Your task: Copy the rows verbatim, starting at the beginning of the rows and ending at the line that contains "prompt-label-box: Prompt: [37, 219, 219, 308]", with both ends included.

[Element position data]

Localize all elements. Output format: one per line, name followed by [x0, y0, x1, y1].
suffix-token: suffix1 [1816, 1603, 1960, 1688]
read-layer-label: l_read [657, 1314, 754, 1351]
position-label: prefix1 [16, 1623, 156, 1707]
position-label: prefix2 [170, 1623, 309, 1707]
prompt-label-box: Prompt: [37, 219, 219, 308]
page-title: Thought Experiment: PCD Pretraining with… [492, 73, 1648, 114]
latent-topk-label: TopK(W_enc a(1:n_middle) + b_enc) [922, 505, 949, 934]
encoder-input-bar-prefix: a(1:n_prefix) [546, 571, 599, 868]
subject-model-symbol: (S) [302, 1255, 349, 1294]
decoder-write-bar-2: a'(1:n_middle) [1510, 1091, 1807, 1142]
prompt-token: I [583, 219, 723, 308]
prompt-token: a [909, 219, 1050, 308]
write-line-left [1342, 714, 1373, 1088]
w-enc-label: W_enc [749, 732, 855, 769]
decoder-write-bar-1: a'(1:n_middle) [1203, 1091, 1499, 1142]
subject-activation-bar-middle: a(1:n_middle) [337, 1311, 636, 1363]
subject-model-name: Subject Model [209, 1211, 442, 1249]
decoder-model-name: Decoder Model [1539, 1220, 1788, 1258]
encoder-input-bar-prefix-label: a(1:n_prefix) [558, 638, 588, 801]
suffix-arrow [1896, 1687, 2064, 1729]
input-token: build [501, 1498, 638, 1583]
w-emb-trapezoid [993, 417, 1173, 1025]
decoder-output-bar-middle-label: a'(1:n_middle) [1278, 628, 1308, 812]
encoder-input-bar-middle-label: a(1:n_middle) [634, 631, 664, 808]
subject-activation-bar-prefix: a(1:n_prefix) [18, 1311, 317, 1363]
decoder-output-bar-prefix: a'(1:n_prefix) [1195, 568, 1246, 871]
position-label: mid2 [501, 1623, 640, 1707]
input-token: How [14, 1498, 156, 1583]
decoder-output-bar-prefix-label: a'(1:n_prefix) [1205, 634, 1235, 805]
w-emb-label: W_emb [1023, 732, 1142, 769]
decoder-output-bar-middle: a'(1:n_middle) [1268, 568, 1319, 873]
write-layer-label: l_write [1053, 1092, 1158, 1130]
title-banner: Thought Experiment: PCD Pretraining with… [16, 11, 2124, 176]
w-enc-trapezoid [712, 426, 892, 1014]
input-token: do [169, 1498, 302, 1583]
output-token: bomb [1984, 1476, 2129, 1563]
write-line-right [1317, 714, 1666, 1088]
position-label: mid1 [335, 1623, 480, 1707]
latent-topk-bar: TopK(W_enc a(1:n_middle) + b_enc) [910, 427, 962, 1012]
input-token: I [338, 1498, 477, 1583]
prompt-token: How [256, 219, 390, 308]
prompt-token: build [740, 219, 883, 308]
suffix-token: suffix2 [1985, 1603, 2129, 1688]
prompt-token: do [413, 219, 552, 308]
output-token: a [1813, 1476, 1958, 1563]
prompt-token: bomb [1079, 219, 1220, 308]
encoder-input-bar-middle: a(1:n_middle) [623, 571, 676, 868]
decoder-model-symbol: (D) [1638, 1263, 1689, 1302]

Full response:
Localize all elements. Output format: one per line, name followed by [x0, y0, x1, y1].
suffix-token: suffix1 [1816, 1603, 1960, 1688]
read-layer-label: l_read [657, 1314, 754, 1351]
position-label: prefix1 [16, 1623, 156, 1707]
position-label: prefix2 [170, 1623, 309, 1707]
prompt-label-box: Prompt: [37, 219, 219, 308]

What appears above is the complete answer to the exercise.